• Set exercise: Exactly reproduce the entries, dropping any pictures from your copy.

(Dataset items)
-- -- --

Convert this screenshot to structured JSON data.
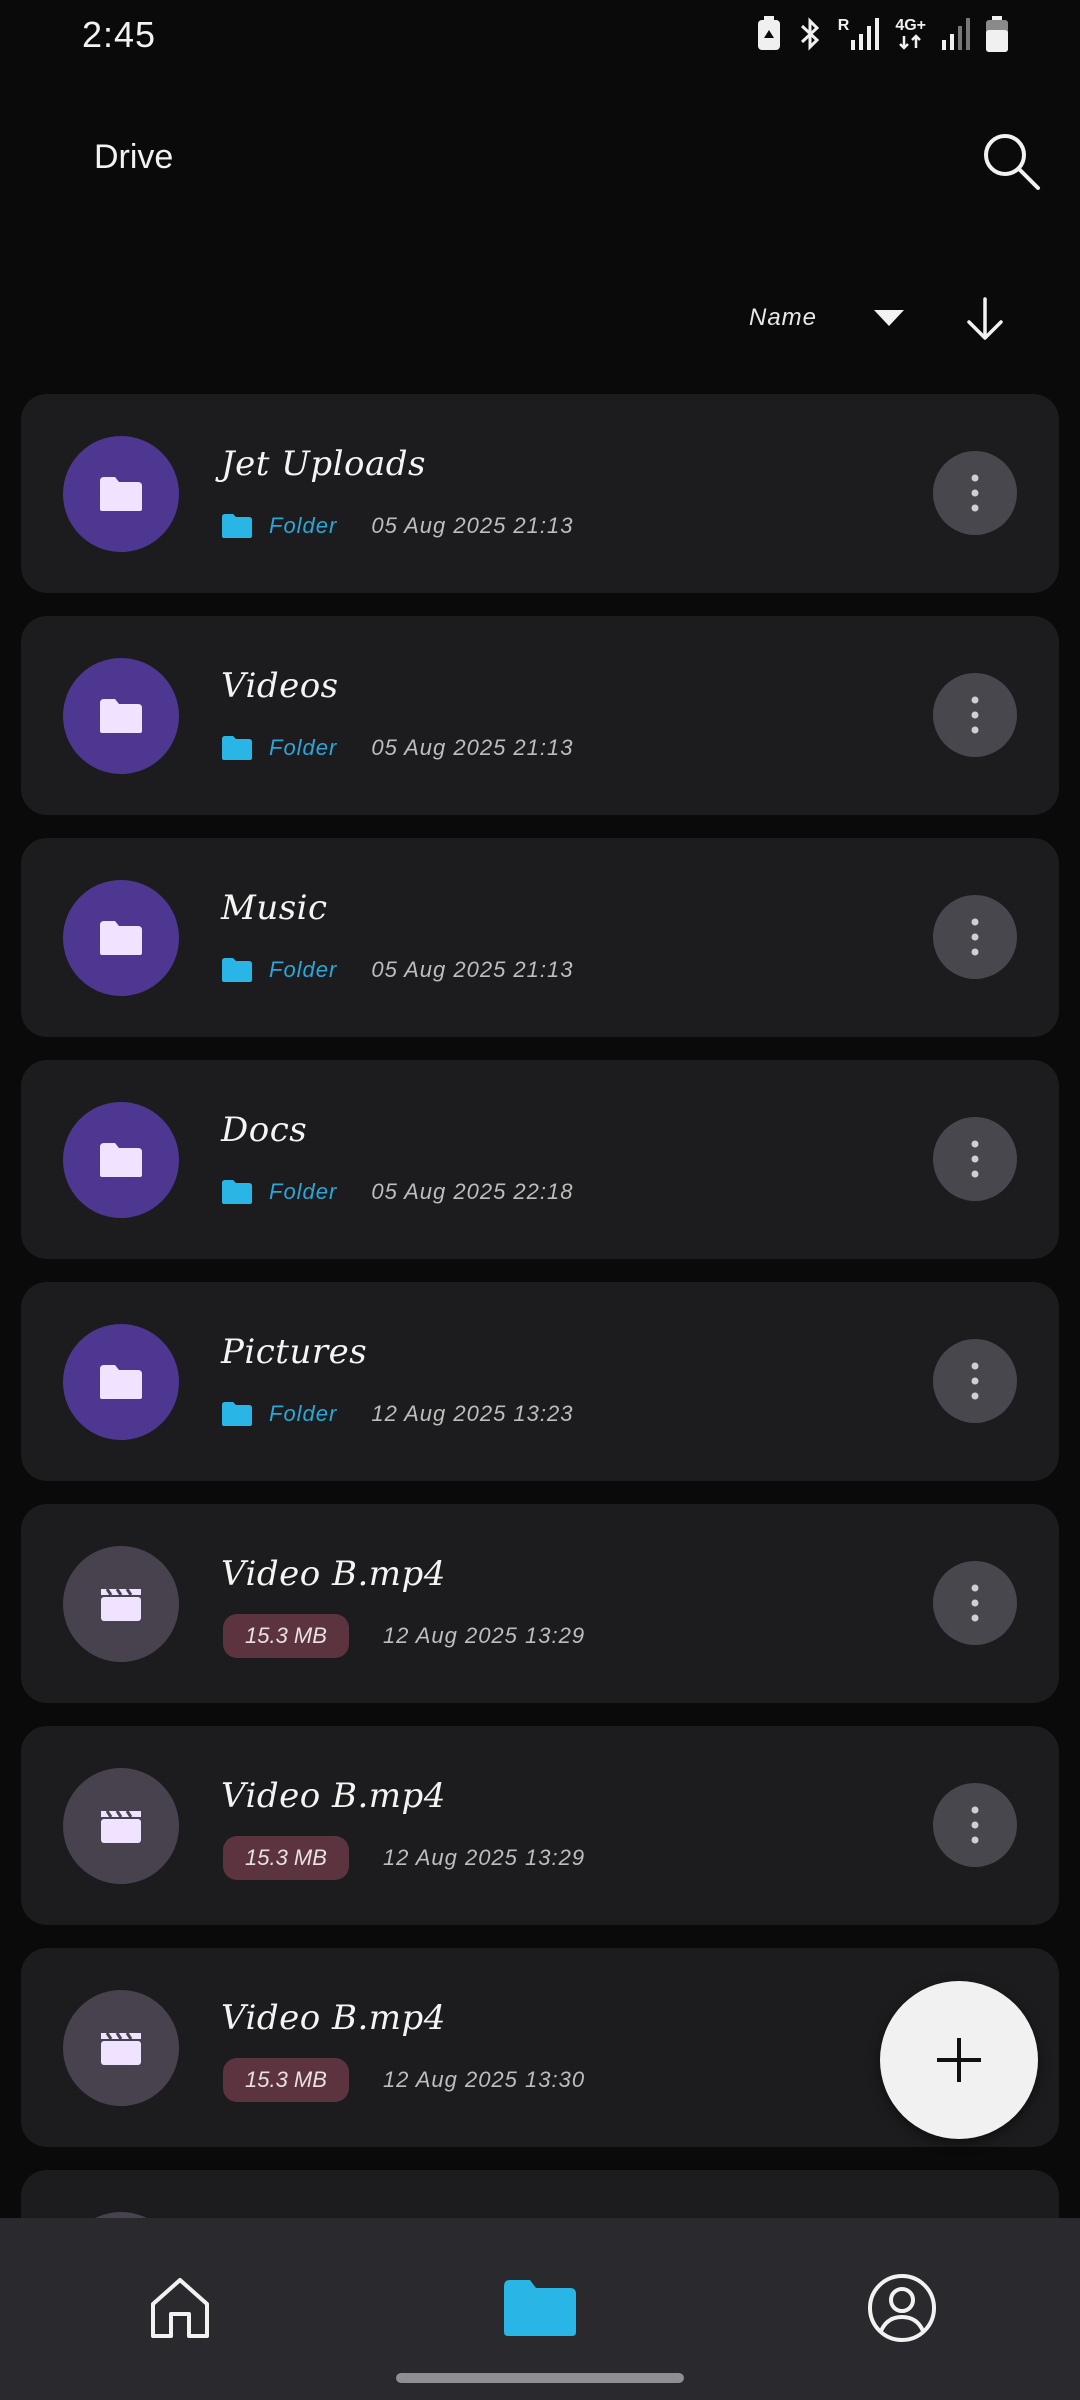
{
  "status_bar": {
    "time": "2:45",
    "network": "4G+",
    "roaming": "R",
    "icons": [
      "battery-saver-icon",
      "bluetooth-icon",
      "signal-icon",
      "network-4g-icon",
      "signal-icon",
      "battery-icon"
    ]
  },
  "header": {
    "title": "Drive",
    "search_icon": "search-icon"
  },
  "sort": {
    "label": "Name",
    "direction_icon": "arrow-down-icon"
  },
  "items": [
    {
      "name": "Jet Uploads",
      "kind": "folder",
      "type_label": "Folder",
      "date": "05 Aug 2025 21:13"
    },
    {
      "name": "Videos",
      "kind": "folder",
      "type_label": "Folder",
      "date": "05 Aug 2025 21:13"
    },
    {
      "name": "Music",
      "kind": "folder",
      "type_label": "Folder",
      "date": "05 Aug 2025 21:13"
    },
    {
      "name": "Docs",
      "kind": "folder",
      "type_label": "Folder",
      "date": "05 Aug 2025 22:18"
    },
    {
      "name": "Pictures",
      "kind": "folder",
      "type_label": "Folder",
      "date": "12 Aug 2025 13:23"
    },
    {
      "name": "Video B.mp4",
      "kind": "video",
      "size": "15.3 MB",
      "date": "12 Aug 2025 13:29"
    },
    {
      "name": "Video B.mp4",
      "kind": "video",
      "size": "15.3 MB",
      "date": "12 Aug 2025 13:29"
    },
    {
      "name": "Video B.mp4",
      "kind": "video",
      "size": "15.3 MB",
      "date": "12 Aug 2025 13:30"
    }
  ],
  "fab": {
    "icon": "plus-icon"
  },
  "bottom_nav": {
    "items": [
      {
        "id": "home",
        "icon": "home-icon"
      },
      {
        "id": "files",
        "icon": "folder-icon",
        "active": true
      },
      {
        "id": "profile",
        "icon": "profile-icon"
      }
    ]
  },
  "colors": {
    "background": "#0a0a0a",
    "card": "#1c1c1e",
    "folder_thumb": "#4d3790",
    "video_thumb": "#48424f",
    "accent": "#2ba6d8",
    "size_chip": "#5b3440",
    "nav_bg": "#2a2a2e"
  }
}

-- -- --

• Task answer:
Convert this screenshot to structured JSON data.
{
  "status_bar": {
    "time": "2:45",
    "network": "4G+",
    "roaming": "R",
    "icons": [
      "battery-saver-icon",
      "bluetooth-icon",
      "signal-icon",
      "network-4g-icon",
      "signal-icon",
      "battery-icon"
    ]
  },
  "header": {
    "title": "Drive",
    "search_icon": "search-icon"
  },
  "sort": {
    "label": "Name",
    "direction_icon": "arrow-down-icon"
  },
  "items": [
    {
      "name": "Jet Uploads",
      "kind": "folder",
      "type_label": "Folder",
      "date": "05 Aug 2025 21:13"
    },
    {
      "name": "Videos",
      "kind": "folder",
      "type_label": "Folder",
      "date": "05 Aug 2025 21:13"
    },
    {
      "name": "Music",
      "kind": "folder",
      "type_label": "Folder",
      "date": "05 Aug 2025 21:13"
    },
    {
      "name": "Docs",
      "kind": "folder",
      "type_label": "Folder",
      "date": "05 Aug 2025 22:18"
    },
    {
      "name": "Pictures",
      "kind": "folder",
      "type_label": "Folder",
      "date": "12 Aug 2025 13:23"
    },
    {
      "name": "Video B.mp4",
      "kind": "video",
      "size": "15.3 MB",
      "date": "12 Aug 2025 13:29"
    },
    {
      "name": "Video B.mp4",
      "kind": "video",
      "size": "15.3 MB",
      "date": "12 Aug 2025 13:29"
    },
    {
      "name": "Video B.mp4",
      "kind": "video",
      "size": "15.3 MB",
      "date": "12 Aug 2025 13:30"
    }
  ],
  "fab": {
    "icon": "plus-icon"
  },
  "bottom_nav": {
    "items": [
      {
        "id": "home",
        "icon": "home-icon"
      },
      {
        "id": "files",
        "icon": "folder-icon",
        "active": true
      },
      {
        "id": "profile",
        "icon": "profile-icon"
      }
    ]
  },
  "colors": {
    "background": "#0a0a0a",
    "card": "#1c1c1e",
    "folder_thumb": "#4d3790",
    "video_thumb": "#48424f",
    "accent": "#2ba6d8",
    "size_chip": "#5b3440",
    "nav_bg": "#2a2a2e"
  }
}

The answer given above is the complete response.